::: Material to process

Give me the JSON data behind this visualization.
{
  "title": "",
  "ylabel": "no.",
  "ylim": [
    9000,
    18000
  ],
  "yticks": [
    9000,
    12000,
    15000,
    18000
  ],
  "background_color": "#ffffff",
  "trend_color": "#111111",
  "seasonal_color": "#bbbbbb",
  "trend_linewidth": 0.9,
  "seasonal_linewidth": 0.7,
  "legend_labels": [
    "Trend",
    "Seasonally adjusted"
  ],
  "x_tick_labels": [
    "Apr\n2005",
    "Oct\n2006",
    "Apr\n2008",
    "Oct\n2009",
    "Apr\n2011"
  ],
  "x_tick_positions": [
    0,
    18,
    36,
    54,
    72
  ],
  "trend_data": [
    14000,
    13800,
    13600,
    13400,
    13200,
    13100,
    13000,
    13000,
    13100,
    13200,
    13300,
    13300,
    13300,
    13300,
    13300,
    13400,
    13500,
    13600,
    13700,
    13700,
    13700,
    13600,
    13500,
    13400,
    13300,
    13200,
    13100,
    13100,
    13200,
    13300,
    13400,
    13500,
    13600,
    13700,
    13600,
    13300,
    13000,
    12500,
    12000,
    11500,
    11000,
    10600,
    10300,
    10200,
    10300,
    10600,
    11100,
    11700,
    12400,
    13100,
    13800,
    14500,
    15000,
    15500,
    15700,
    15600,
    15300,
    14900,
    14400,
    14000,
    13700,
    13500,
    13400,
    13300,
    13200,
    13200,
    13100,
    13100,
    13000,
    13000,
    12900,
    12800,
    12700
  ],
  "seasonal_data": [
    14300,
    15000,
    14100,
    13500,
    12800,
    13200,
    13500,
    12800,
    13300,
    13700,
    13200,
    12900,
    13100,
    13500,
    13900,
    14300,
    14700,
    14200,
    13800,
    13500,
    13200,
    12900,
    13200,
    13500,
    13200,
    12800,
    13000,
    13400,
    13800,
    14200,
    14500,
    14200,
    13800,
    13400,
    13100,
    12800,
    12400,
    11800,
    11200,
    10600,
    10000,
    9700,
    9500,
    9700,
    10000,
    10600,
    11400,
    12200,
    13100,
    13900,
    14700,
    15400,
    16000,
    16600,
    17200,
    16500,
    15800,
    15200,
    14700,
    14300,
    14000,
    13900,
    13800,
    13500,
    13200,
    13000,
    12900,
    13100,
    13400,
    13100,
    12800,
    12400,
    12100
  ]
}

::::::

- _What is required_:
Retype every record above exactly as written.

- _Final result_:
Give me the JSON data behind this visualization.
{
  "title": "",
  "ylabel": "no.",
  "ylim": [
    9000,
    18000
  ],
  "yticks": [
    9000,
    12000,
    15000,
    18000
  ],
  "background_color": "#ffffff",
  "trend_color": "#111111",
  "seasonal_color": "#bbbbbb",
  "trend_linewidth": 0.9,
  "seasonal_linewidth": 0.7,
  "legend_labels": [
    "Trend",
    "Seasonally adjusted"
  ],
  "x_tick_labels": [
    "Apr\n2005",
    "Oct\n2006",
    "Apr\n2008",
    "Oct\n2009",
    "Apr\n2011"
  ],
  "x_tick_positions": [
    0,
    18,
    36,
    54,
    72
  ],
  "trend_data": [
    14000,
    13800,
    13600,
    13400,
    13200,
    13100,
    13000,
    13000,
    13100,
    13200,
    13300,
    13300,
    13300,
    13300,
    13300,
    13400,
    13500,
    13600,
    13700,
    13700,
    13700,
    13600,
    13500,
    13400,
    13300,
    13200,
    13100,
    13100,
    13200,
    13300,
    13400,
    13500,
    13600,
    13700,
    13600,
    13300,
    13000,
    12500,
    12000,
    11500,
    11000,
    10600,
    10300,
    10200,
    10300,
    10600,
    11100,
    11700,
    12400,
    13100,
    13800,
    14500,
    15000,
    15500,
    15700,
    15600,
    15300,
    14900,
    14400,
    14000,
    13700,
    13500,
    13400,
    13300,
    13200,
    13200,
    13100,
    13100,
    13000,
    13000,
    12900,
    12800,
    12700
  ],
  "seasonal_data": [
    14300,
    15000,
    14100,
    13500,
    12800,
    13200,
    13500,
    12800,
    13300,
    13700,
    13200,
    12900,
    13100,
    13500,
    13900,
    14300,
    14700,
    14200,
    13800,
    13500,
    13200,
    12900,
    13200,
    13500,
    13200,
    12800,
    13000,
    13400,
    13800,
    14200,
    14500,
    14200,
    13800,
    13400,
    13100,
    12800,
    12400,
    11800,
    11200,
    10600,
    10000,
    9700,
    9500,
    9700,
    10000,
    10600,
    11400,
    12200,
    13100,
    13900,
    14700,
    15400,
    16000,
    16600,
    17200,
    16500,
    15800,
    15200,
    14700,
    14300,
    14000,
    13900,
    13800,
    13500,
    13200,
    13000,
    12900,
    13100,
    13400,
    13100,
    12800,
    12400,
    12100
  ]
}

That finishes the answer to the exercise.